### Records provided
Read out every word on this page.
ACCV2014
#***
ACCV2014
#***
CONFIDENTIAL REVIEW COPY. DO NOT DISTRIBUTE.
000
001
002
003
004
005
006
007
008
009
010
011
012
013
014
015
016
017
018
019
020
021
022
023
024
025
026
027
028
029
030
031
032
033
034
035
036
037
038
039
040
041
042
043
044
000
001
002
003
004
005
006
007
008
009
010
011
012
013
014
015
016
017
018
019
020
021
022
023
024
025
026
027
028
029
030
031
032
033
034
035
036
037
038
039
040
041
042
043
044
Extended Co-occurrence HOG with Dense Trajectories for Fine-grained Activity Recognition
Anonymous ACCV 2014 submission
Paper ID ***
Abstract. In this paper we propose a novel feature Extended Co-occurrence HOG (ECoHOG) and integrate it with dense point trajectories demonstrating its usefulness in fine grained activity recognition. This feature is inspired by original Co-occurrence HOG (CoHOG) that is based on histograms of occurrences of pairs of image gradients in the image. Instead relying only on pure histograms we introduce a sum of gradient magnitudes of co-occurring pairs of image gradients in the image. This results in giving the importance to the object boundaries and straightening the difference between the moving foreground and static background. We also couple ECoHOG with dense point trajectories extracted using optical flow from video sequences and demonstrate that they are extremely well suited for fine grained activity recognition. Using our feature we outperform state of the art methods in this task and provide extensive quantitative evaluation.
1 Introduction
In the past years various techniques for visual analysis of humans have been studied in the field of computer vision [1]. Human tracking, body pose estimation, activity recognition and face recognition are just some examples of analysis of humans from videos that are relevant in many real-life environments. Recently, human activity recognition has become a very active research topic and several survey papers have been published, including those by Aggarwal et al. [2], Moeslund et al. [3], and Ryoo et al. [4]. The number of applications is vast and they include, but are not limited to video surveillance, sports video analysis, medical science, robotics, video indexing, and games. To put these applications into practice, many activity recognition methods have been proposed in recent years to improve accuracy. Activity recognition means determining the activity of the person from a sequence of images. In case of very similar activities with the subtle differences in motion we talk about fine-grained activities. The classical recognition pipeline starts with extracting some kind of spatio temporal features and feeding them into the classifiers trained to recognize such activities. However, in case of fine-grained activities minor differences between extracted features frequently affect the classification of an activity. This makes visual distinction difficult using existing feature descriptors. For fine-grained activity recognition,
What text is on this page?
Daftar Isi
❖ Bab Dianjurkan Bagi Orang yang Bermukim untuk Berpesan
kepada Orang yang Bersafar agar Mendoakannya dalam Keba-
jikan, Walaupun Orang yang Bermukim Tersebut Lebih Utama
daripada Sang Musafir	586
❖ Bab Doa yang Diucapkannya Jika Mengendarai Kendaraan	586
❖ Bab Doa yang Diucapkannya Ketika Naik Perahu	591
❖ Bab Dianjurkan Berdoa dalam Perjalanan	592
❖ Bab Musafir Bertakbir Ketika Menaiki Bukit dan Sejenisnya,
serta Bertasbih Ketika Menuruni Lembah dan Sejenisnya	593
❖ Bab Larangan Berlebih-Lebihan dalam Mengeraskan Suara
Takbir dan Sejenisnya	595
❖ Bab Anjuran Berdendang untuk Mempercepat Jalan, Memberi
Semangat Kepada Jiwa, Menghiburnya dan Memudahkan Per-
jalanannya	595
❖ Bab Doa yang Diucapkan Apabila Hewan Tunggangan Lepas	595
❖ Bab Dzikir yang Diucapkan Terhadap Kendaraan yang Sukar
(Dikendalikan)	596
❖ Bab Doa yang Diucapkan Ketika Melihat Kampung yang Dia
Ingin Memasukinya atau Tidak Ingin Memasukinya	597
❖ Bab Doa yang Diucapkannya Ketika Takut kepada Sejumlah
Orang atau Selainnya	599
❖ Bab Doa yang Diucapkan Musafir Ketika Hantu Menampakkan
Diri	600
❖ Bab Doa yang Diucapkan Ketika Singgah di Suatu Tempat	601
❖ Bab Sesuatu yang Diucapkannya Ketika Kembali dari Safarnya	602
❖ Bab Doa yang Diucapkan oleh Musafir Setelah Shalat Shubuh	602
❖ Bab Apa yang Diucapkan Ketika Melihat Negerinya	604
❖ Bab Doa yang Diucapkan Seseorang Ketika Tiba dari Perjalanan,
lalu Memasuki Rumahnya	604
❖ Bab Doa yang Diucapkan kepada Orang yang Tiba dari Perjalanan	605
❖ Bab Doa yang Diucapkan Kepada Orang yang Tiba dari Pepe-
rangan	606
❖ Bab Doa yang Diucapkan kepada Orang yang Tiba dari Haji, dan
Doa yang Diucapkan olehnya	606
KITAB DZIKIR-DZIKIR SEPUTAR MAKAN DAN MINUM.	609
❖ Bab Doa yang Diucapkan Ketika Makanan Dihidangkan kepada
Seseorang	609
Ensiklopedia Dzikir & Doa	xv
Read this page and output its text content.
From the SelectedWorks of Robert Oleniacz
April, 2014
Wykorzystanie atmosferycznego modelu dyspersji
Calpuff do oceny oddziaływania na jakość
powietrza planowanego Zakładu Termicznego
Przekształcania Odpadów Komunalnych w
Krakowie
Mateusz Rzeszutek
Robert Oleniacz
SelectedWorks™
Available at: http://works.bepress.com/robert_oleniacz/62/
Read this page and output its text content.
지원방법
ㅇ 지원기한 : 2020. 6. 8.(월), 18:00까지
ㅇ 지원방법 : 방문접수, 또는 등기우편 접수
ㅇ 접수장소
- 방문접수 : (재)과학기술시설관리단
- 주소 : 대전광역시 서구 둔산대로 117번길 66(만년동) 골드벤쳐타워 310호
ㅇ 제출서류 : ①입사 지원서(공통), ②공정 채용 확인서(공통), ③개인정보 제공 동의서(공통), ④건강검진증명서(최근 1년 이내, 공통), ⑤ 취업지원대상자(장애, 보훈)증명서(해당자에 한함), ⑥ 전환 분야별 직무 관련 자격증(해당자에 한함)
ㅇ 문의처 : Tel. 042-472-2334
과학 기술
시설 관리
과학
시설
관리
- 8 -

### Instructions to follow
Extract the data in full. Keep it word for word.

### Result of this task
Read out every word on this page.
ACCV2014
#***
ACCV2014
#***
CONFIDENTIAL REVIEW COPY. DO NOT DISTRIBUTE.
000
001
002
003
004
005
006
007
008
009
010
011
012
013
014
015
016
017
018
019
020
021
022
023
024
025
026
027
028
029
030
031
032
033
034
035
036
037
038
039
040
041
042
043
044
000
001
002
003
004
005
006
007
008
009
010
011
012
013
014
015
016
017
018
019
020
021
022
023
024
025
026
027
028
029
030
031
032
033
034
035
036
037
038
039
040
041
042
043
044
Extended Co-occurrence HOG with Dense Trajectories for Fine-grained Activity Recognition
Anonymous ACCV 2014 submission
Paper ID ***
Abstract. In this paper we propose a novel feature Extended Co-occurrence HOG (ECoHOG) and integrate it with dense point trajectories demonstrating its usefulness in fine grained activity recognition. This feature is inspired by original Co-occurrence HOG (CoHOG) that is based on histograms of occurrences of pairs of image gradients in the image. Instead relying only on pure histograms we introduce a sum of gradient magnitudes of co-occurring pairs of image gradients in the image. This results in giving the importance to the object boundaries and straightening the difference between the moving foreground and static background. We also couple ECoHOG with dense point trajectories extracted using optical flow from video sequences and demonstrate that they are extremely well suited for fine grained activity recognition. Using our feature we outperform state of the art methods in this task and provide extensive quantitative evaluation.
1 Introduction
In the past years various techniques for visual analysis of humans have been studied in the field of computer vision [1]. Human tracking, body pose estimation, activity recognition and face recognition are just some examples of analysis of humans from videos that are relevant in many real-life environments. Recently, human activity recognition has become a very active research topic and several survey papers have been published, including those by Aggarwal et al. [2], Moeslund et al. [3], and Ryoo et al. [4]. The number of applications is vast and they include, but are not limited to video surveillance, sports video analysis, medical science, robotics, video indexing, and games. To put these applications into practice, many activity recognition methods have been proposed in recent years to improve accuracy. Activity recognition means determining the activity of the person from a sequence of images. In case of very similar activities with the subtle differences in motion we talk about fine-grained activities. The classical recognition pipeline starts with extracting some kind of spatio temporal features and feeding them into the classifiers trained to recognize such activities. However, in case of fine-grained activities minor differences between extracted features frequently affect the classification of an activity. This makes visual distinction difficult using existing feature descriptors. For fine-grained activity recognition,
What text is on this page?
Daftar Isi
❖ Bab Dianjurkan Bagi Orang yang Bermukim untuk Berpesan
kepada Orang yang Bersafar agar Mendoakannya dalam Keba-
jikan, Walaupun Orang yang Bermukim Tersebut Lebih Utama
daripada Sang Musafir	586
❖ Bab Doa yang Diucapkannya Jika Mengendarai Kendaraan	586
❖ Bab Doa yang Diucapkannya Ketika Naik Perahu	591
❖ Bab Dianjurkan Berdoa dalam Perjalanan	592
❖ Bab Musafir Bertakbir Ketika Menaiki Bukit dan Sejenisnya,
serta Bertasbih Ketika Menuruni Lembah dan Sejenisnya	593
❖ Bab Larangan Berlebih-Lebihan dalam Mengeraskan Suara
Takbir dan Sejenisnya	595
❖ Bab Anjuran Berdendang untuk Mempercepat Jalan, Memberi
Semangat Kepada Jiwa, Menghiburnya dan Memudahkan Per-
jalanannya	595
❖ Bab Doa yang Diucapkan Apabila Hewan Tunggangan Lepas	595
❖ Bab Dzikir yang Diucapkan Terhadap Kendaraan yang Sukar
(Dikendalikan)	596
❖ Bab Doa yang Diucapkan Ketika Melihat Kampung yang Dia
Ingin Memasukinya atau Tidak Ingin Memasukinya	597
❖ Bab Doa yang Diucapkannya Ketika Takut kepada Sejumlah
Orang atau Selainnya	599
❖ Bab Doa yang Diucapkan Musafir Ketika Hantu Menampakkan
Diri	600
❖ Bab Doa yang Diucapkan Ketika Singgah di Suatu Tempat	601
❖ Bab Sesuatu yang Diucapkannya Ketika Kembali dari Safarnya	602
❖ Bab Doa yang Diucapkan oleh Musafir Setelah Shalat Shubuh	602
❖ Bab Apa yang Diucapkan Ketika Melihat Negerinya	604
❖ Bab Doa yang Diucapkan Seseorang Ketika Tiba dari Perjalanan,
lalu Memasuki Rumahnya	604
❖ Bab Doa yang Diucapkan kepada Orang yang Tiba dari Perjalanan	605
❖ Bab Doa yang Diucapkan Kepada Orang yang Tiba dari Pepe-
rangan	606
❖ Bab Doa yang Diucapkan kepada Orang yang Tiba dari Haji, dan
Doa yang Diucapkan olehnya	606
KITAB DZIKIR-DZIKIR SEPUTAR MAKAN DAN MINUM.	609
❖ Bab Doa yang Diucapkan Ketika Makanan Dihidangkan kepada
Seseorang	609
Ensiklopedia Dzikir & Doa	xv
Read this page and output its text content.
From the SelectedWorks of Robert Oleniacz
April, 2014
Wykorzystanie atmosferycznego modelu dyspersji
Calpuff do oceny oddziaływania na jakość
powietrza planowanego Zakładu Termicznego
Przekształcania Odpadów Komunalnych w
Krakowie
Mateusz Rzeszutek
Robert Oleniacz
SelectedWorks™
Available at: http://works.bepress.com/robert_oleniacz/62/
Read this page and output its text content.
지원방법
ㅇ 지원기한 : 2020. 6. 8.(월), 18:00까지
ㅇ 지원방법 : 방문접수, 또는 등기우편 접수
ㅇ 접수장소
- 방문접수 : (재)과학기술시설관리단
- 주소 : 대전광역시 서구 둔산대로 117번길 66(만년동) 골드벤쳐타워 310호
ㅇ 제출서류 : ①입사 지원서(공통), ②공정 채용 확인서(공통), ③개인정보 제공 동의서(공통), ④건강검진증명서(최근 1년 이내, 공통), ⑤ 취업지원대상자(장애, 보훈)증명서(해당자에 한함), ⑥ 전환 분야별 직무 관련 자격증(해당자에 한함)
ㅇ 문의처 : Tel. 042-472-2334
과학 기술
시설 관리
과학
시설
관리
- 8 -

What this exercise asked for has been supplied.